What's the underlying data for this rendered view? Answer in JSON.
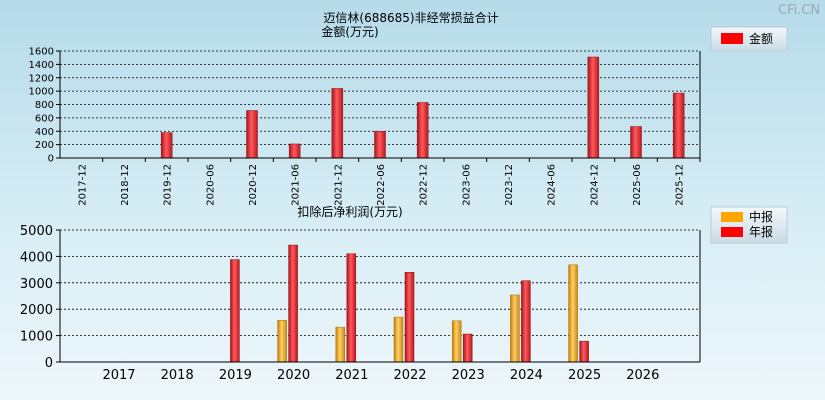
{
  "watermark": "CFi.CN",
  "chart_data": [
    {
      "type": "bar",
      "title": "迈信林(688685)非经常损益合计",
      "subtitle": "金额(万元)",
      "categories": [
        "2017-12",
        "2018-12",
        "2019-12",
        "2020-06",
        "2020-12",
        "2021-06",
        "2021-12",
        "2022-06",
        "2022-12",
        "2023-06",
        "2023-12",
        "2024-06",
        "2024-12",
        "2025-06",
        "2025-12"
      ],
      "series": [
        {
          "name": "金额",
          "color": "#e8252a",
          "values": [
            null,
            null,
            380,
            null,
            710,
            210,
            1040,
            400,
            830,
            null,
            null,
            null,
            1510,
            470,
            970
          ]
        }
      ],
      "ylim": [
        0,
        1600
      ],
      "yticks": [
        0,
        200,
        400,
        600,
        800,
        1000,
        1200,
        1400,
        1600
      ],
      "grid": true,
      "legend": "top-right"
    },
    {
      "type": "bar",
      "title": "扣除后净利润(万元)",
      "categories": [
        "2017",
        "2018",
        "2019",
        "2020",
        "2021",
        "2022",
        "2023",
        "2024",
        "2025",
        "2026"
      ],
      "series": [
        {
          "name": "中报",
          "color": "#f0a818",
          "values": [
            null,
            null,
            null,
            1580,
            1320,
            1700,
            1560,
            2540,
            3680,
            null
          ]
        },
        {
          "name": "年报",
          "color": "#e8252a",
          "values": [
            null,
            null,
            3880,
            4430,
            4100,
            3400,
            1060,
            3080,
            790,
            null
          ]
        }
      ],
      "ylim": [
        0,
        5000
      ],
      "yticks": [
        0,
        1000,
        2000,
        3000,
        4000,
        5000
      ],
      "grid": true,
      "legend": "top-right"
    }
  ]
}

▶ [Given request]:
Reproduce all of the material exactly, apart from the pictures.

▶ [Finished task]:
What's the underlying data for this rendered view? Answer in JSON.
{
  "watermark": "CFi.CN",
  "chart_data": [
    {
      "type": "bar",
      "title": "迈信林(688685)非经常损益合计",
      "subtitle": "金额(万元)",
      "categories": [
        "2017-12",
        "2018-12",
        "2019-12",
        "2020-06",
        "2020-12",
        "2021-06",
        "2021-12",
        "2022-06",
        "2022-12",
        "2023-06",
        "2023-12",
        "2024-06",
        "2024-12",
        "2025-06",
        "2025-12"
      ],
      "series": [
        {
          "name": "金额",
          "color": "#e8252a",
          "values": [
            null,
            null,
            380,
            null,
            710,
            210,
            1040,
            400,
            830,
            null,
            null,
            null,
            1510,
            470,
            970
          ]
        }
      ],
      "ylim": [
        0,
        1600
      ],
      "yticks": [
        0,
        200,
        400,
        600,
        800,
        1000,
        1200,
        1400,
        1600
      ],
      "grid": true,
      "legend": "top-right"
    },
    {
      "type": "bar",
      "title": "扣除后净利润(万元)",
      "categories": [
        "2017",
        "2018",
        "2019",
        "2020",
        "2021",
        "2022",
        "2023",
        "2024",
        "2025",
        "2026"
      ],
      "series": [
        {
          "name": "中报",
          "color": "#f0a818",
          "values": [
            null,
            null,
            null,
            1580,
            1320,
            1700,
            1560,
            2540,
            3680,
            null
          ]
        },
        {
          "name": "年报",
          "color": "#e8252a",
          "values": [
            null,
            null,
            3880,
            4430,
            4100,
            3400,
            1060,
            3080,
            790,
            null
          ]
        }
      ],
      "ylim": [
        0,
        5000
      ],
      "yticks": [
        0,
        1000,
        2000,
        3000,
        4000,
        5000
      ],
      "grid": true,
      "legend": "top-right"
    }
  ]
}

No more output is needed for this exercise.